Supplied records:
◆ ◆ ◆ ◆ ◆
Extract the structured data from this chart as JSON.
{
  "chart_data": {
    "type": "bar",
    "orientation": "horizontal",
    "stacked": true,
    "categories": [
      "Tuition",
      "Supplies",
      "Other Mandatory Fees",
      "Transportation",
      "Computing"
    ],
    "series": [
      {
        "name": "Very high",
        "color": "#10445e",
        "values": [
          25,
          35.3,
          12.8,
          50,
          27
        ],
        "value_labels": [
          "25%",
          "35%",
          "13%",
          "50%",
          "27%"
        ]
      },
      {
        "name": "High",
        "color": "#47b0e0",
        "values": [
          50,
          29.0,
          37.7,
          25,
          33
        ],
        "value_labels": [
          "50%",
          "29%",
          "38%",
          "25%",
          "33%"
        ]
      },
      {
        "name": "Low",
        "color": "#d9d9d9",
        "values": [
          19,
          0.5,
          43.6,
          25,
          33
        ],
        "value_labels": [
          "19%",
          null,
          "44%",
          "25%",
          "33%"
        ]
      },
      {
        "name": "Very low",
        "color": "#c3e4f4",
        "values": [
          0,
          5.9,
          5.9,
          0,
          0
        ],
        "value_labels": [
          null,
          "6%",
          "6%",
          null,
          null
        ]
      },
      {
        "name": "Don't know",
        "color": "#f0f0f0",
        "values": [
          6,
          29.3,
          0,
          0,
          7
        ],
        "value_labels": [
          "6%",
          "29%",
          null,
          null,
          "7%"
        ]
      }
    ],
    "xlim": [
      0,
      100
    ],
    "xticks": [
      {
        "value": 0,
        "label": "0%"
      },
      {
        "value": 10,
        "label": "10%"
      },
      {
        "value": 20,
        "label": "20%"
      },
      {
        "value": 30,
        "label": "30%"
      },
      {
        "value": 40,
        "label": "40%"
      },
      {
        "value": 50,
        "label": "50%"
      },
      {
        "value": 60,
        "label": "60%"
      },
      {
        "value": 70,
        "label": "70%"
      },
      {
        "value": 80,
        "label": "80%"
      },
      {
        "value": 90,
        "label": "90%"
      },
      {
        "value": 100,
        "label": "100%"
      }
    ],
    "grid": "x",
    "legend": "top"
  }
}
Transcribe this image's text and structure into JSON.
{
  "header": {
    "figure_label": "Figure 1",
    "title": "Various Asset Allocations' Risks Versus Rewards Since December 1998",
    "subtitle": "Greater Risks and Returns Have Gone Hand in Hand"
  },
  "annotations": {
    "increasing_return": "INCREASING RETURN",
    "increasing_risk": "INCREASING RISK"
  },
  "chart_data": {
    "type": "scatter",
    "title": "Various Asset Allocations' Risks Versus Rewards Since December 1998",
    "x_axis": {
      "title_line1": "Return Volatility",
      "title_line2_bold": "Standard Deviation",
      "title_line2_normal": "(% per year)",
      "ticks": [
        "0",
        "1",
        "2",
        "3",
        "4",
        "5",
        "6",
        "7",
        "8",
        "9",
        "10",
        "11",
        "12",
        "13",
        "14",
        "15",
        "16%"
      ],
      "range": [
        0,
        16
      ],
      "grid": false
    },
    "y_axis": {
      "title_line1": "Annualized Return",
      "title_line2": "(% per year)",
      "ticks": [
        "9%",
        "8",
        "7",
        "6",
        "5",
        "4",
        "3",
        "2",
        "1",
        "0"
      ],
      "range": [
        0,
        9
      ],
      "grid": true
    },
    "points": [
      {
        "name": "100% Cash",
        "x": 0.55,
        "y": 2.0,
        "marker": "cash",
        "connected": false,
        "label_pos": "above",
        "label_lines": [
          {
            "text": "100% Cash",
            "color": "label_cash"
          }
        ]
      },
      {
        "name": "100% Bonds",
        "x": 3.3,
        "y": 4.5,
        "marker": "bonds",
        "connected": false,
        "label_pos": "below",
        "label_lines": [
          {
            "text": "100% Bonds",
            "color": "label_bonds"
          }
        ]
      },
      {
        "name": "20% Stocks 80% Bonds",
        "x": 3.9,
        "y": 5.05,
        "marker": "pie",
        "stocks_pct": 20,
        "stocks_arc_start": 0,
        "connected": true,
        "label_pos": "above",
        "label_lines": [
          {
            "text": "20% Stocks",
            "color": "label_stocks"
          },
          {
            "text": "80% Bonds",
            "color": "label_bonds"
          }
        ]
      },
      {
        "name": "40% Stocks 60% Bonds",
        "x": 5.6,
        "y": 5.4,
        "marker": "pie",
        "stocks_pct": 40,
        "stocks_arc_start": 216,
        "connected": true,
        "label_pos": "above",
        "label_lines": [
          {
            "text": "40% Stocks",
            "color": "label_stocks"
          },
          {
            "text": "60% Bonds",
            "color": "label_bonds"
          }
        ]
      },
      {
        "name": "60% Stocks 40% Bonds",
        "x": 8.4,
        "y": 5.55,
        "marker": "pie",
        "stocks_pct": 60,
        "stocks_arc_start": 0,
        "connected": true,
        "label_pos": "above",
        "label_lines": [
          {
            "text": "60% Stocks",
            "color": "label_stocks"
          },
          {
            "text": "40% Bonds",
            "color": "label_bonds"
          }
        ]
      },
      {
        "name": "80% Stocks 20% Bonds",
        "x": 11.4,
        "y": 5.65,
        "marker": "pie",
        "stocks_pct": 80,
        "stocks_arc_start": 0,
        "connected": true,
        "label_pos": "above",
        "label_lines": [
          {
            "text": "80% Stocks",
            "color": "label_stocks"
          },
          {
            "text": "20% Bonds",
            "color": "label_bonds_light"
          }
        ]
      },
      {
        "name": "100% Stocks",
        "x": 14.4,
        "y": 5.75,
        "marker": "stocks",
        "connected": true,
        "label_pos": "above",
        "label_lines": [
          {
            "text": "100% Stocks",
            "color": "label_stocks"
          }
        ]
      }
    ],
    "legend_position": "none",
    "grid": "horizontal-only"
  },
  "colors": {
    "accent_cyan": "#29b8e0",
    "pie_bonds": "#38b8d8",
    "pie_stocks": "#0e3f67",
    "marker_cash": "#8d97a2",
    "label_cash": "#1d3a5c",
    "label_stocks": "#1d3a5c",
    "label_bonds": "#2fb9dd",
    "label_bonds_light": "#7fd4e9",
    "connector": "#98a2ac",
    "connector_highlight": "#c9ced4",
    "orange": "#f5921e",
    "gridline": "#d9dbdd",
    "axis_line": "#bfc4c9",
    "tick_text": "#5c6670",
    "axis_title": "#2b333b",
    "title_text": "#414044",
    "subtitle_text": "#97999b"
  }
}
◆ ◆ ◆ ◆ ◆
Written problem: Retype the entries exactly, including every line.

Result of this exercise:
Extract the structured data from this chart as JSON.
{
  "chart_data": {
    "type": "bar",
    "orientation": "horizontal",
    "stacked": true,
    "categories": [
      "Tuition",
      "Supplies",
      "Other Mandatory Fees",
      "Transportation",
      "Computing"
    ],
    "series": [
      {
        "name": "Very high",
        "color": "#10445e",
        "values": [
          25,
          35.3,
          12.8,
          50,
          27
        ],
        "value_labels": [
          "25%",
          "35%",
          "13%",
          "50%",
          "27%"
        ]
      },
      {
        "name": "High",
        "color": "#47b0e0",
        "values": [
          50,
          29.0,
          37.7,
          25,
          33
        ],
        "value_labels": [
          "50%",
          "29%",
          "38%",
          "25%",
          "33%"
        ]
      },
      {
        "name": "Low",
        "color": "#d9d9d9",
        "values": [
          19,
          0.5,
          43.6,
          25,
          33
        ],
        "value_labels": [
          "19%",
          null,
          "44%",
          "25%",
          "33%"
        ]
      },
      {
        "name": "Very low",
        "color": "#c3e4f4",
        "values": [
          0,
          5.9,
          5.9,
          0,
          0
        ],
        "value_labels": [
          null,
          "6%",
          "6%",
          null,
          null
        ]
      },
      {
        "name": "Don't know",
        "color": "#f0f0f0",
        "values": [
          6,
          29.3,
          0,
          0,
          7
        ],
        "value_labels": [
          "6%",
          "29%",
          null,
          null,
          "7%"
        ]
      }
    ],
    "xlim": [
      0,
      100
    ],
    "xticks": [
      {
        "value": 0,
        "label": "0%"
      },
      {
        "value": 10,
        "label": "10%"
      },
      {
        "value": 20,
        "label": "20%"
      },
      {
        "value": 30,
        "label": "30%"
      },
      {
        "value": 40,
        "label": "40%"
      },
      {
        "value": 50,
        "label": "50%"
      },
      {
        "value": 60,
        "label": "60%"
      },
      {
        "value": 70,
        "label": "70%"
      },
      {
        "value": 80,
        "label": "80%"
      },
      {
        "value": 90,
        "label": "90%"
      },
      {
        "value": 100,
        "label": "100%"
      }
    ],
    "grid": "x",
    "legend": "top"
  }
}
Transcribe this image's text and structure into JSON.
{
  "header": {
    "figure_label": "Figure 1",
    "title": "Various Asset Allocations' Risks Versus Rewards Since December 1998",
    "subtitle": "Greater Risks and Returns Have Gone Hand in Hand"
  },
  "annotations": {
    "increasing_return": "INCREASING RETURN",
    "increasing_risk": "INCREASING RISK"
  },
  "chart_data": {
    "type": "scatter",
    "title": "Various Asset Allocations' Risks Versus Rewards Since December 1998",
    "x_axis": {
      "title_line1": "Return Volatility",
      "title_line2_bold": "Standard Deviation",
      "title_line2_normal": "(% per year)",
      "ticks": [
        "0",
        "1",
        "2",
        "3",
        "4",
        "5",
        "6",
        "7",
        "8",
        "9",
        "10",
        "11",
        "12",
        "13",
        "14",
        "15",
        "16%"
      ],
      "range": [
        0,
        16
      ],
      "grid": false
    },
    "y_axis": {
      "title_line1": "Annualized Return",
      "title_line2": "(% per year)",
      "ticks": [
        "9%",
        "8",
        "7",
        "6",
        "5",
        "4",
        "3",
        "2",
        "1",
        "0"
      ],
      "range": [
        0,
        9
      ],
      "grid": true
    },
    "points": [
      {
        "name": "100% Cash",
        "x": 0.55,
        "y": 2.0,
        "marker": "cash",
        "connected": false,
        "label_pos": "above",
        "label_lines": [
          {
            "text": "100% Cash",
            "color": "label_cash"
          }
        ]
      },
      {
        "name": "100% Bonds",
        "x": 3.3,
        "y": 4.5,
        "marker": "bonds",
        "connected": false,
        "label_pos": "below",
        "label_lines": [
          {
            "text": "100% Bonds",
            "color": "label_bonds"
          }
        ]
      },
      {
        "name": "20% Stocks 80% Bonds",
        "x": 3.9,
        "y": 5.05,
        "marker": "pie",
        "stocks_pct": 20,
        "stocks_arc_start": 0,
        "connected": true,
        "label_pos": "above",
        "label_lines": [
          {
            "text": "20% Stocks",
            "color": "label_stocks"
          },
          {
            "text": "80% Bonds",
            "color": "label_bonds"
          }
        ]
      },
      {
        "name": "40% Stocks 60% Bonds",
        "x": 5.6,
        "y": 5.4,
        "marker": "pie",
        "stocks_pct": 40,
        "stocks_arc_start": 216,
        "connected": true,
        "label_pos": "above",
        "label_lines": [
          {
            "text": "40% Stocks",
            "color": "label_stocks"
          },
          {
            "text": "60% Bonds",
            "color": "label_bonds"
          }
        ]
      },
      {
        "name": "60% Stocks 40% Bonds",
        "x": 8.4,
        "y": 5.55,
        "marker": "pie",
        "stocks_pct": 60,
        "stocks_arc_start": 0,
        "connected": true,
        "label_pos": "above",
        "label_lines": [
          {
            "text": "60% Stocks",
            "color": "label_stocks"
          },
          {
            "text": "40% Bonds",
            "color": "label_bonds"
          }
        ]
      },
      {
        "name": "80% Stocks 20% Bonds",
        "x": 11.4,
        "y": 5.65,
        "marker": "pie",
        "stocks_pct": 80,
        "stocks_arc_start": 0,
        "connected": true,
        "label_pos": "above",
        "label_lines": [
          {
            "text": "80% Stocks",
            "color": "label_stocks"
          },
          {
            "text": "20% Bonds",
            "color": "label_bonds_light"
          }
        ]
      },
      {
        "name": "100% Stocks",
        "x": 14.4,
        "y": 5.75,
        "marker": "stocks",
        "connected": true,
        "label_pos": "above",
        "label_lines": [
          {
            "text": "100% Stocks",
            "color": "label_stocks"
          }
        ]
      }
    ],
    "legend_position": "none",
    "grid": "horizontal-only"
  },
  "colors": {
    "accent_cyan": "#29b8e0",
    "pie_bonds": "#38b8d8",
    "pie_stocks": "#0e3f67",
    "marker_cash": "#8d97a2",
    "label_cash": "#1d3a5c",
    "label_stocks": "#1d3a5c",
    "label_bonds": "#2fb9dd",
    "label_bonds_light": "#7fd4e9",
    "connector": "#98a2ac",
    "connector_highlight": "#c9ced4",
    "orange": "#f5921e",
    "gridline": "#d9dbdd",
    "axis_line": "#bfc4c9",
    "tick_text": "#5c6670",
    "axis_title": "#2b333b",
    "title_text": "#414044",
    "subtitle_text": "#97999b"
  }
}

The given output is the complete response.